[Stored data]
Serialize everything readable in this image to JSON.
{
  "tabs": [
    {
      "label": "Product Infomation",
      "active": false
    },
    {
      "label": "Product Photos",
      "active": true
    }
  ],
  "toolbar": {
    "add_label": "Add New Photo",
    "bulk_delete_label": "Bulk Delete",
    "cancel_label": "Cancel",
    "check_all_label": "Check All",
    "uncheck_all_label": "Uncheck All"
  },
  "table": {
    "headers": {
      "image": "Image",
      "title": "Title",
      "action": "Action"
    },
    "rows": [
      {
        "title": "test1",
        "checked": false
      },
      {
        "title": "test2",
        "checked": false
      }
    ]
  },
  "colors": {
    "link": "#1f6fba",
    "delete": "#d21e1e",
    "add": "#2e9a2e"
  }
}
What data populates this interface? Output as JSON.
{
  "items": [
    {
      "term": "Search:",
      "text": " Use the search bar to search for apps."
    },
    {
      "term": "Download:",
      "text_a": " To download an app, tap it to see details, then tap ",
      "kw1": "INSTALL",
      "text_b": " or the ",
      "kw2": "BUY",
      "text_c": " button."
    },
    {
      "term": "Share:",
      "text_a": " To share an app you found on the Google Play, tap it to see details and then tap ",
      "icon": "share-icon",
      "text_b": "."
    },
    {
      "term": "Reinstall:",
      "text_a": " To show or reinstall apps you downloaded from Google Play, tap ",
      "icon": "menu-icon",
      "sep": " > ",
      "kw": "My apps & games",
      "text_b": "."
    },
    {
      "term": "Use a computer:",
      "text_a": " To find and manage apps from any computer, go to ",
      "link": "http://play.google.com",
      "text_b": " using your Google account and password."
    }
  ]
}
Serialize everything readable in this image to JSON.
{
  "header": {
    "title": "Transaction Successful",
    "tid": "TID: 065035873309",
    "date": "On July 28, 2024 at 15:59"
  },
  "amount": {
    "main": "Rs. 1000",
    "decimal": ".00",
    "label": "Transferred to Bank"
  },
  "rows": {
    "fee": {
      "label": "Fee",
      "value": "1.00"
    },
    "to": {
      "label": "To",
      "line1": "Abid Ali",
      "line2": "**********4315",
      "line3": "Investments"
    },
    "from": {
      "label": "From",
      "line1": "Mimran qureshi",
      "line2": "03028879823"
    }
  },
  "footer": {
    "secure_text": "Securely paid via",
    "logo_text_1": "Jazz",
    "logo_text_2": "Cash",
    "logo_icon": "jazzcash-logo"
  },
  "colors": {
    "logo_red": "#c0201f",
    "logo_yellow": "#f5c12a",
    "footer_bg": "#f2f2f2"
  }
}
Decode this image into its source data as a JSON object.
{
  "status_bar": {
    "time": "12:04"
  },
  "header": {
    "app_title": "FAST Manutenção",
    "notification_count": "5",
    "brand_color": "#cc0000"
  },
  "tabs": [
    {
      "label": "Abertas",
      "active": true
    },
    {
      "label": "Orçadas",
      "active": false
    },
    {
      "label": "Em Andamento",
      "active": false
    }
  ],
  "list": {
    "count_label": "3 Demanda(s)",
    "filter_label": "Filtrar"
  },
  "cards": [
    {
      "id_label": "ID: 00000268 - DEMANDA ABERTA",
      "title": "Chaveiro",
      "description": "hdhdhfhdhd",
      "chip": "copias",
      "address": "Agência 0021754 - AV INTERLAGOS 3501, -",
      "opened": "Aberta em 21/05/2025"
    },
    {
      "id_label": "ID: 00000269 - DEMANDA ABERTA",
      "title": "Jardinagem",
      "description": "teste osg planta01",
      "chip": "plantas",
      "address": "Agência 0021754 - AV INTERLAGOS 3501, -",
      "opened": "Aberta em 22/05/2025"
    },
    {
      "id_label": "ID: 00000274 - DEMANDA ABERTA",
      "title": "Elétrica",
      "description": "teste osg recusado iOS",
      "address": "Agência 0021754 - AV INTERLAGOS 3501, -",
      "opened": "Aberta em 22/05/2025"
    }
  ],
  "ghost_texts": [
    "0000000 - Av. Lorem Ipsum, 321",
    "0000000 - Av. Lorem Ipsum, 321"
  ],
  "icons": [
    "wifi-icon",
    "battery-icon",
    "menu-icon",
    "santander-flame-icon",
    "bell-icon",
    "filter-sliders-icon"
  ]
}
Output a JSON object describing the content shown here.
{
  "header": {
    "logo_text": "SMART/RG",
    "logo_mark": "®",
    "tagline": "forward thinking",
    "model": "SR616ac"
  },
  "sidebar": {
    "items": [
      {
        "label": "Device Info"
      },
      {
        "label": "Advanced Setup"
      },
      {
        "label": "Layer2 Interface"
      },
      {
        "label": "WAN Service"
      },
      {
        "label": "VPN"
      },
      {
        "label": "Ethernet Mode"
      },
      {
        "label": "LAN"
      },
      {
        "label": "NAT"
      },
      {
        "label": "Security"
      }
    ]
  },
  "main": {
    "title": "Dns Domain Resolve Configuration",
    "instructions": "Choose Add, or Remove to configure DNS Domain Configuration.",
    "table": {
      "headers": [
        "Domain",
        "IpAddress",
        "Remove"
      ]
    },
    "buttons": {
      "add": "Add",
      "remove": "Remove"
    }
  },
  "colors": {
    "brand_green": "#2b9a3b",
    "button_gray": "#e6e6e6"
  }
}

To do: From the listing above, copy every line that includes the word "teste".

Task output:
      "description": "teste osg planta01",
      "description": "teste osg recusado iOS",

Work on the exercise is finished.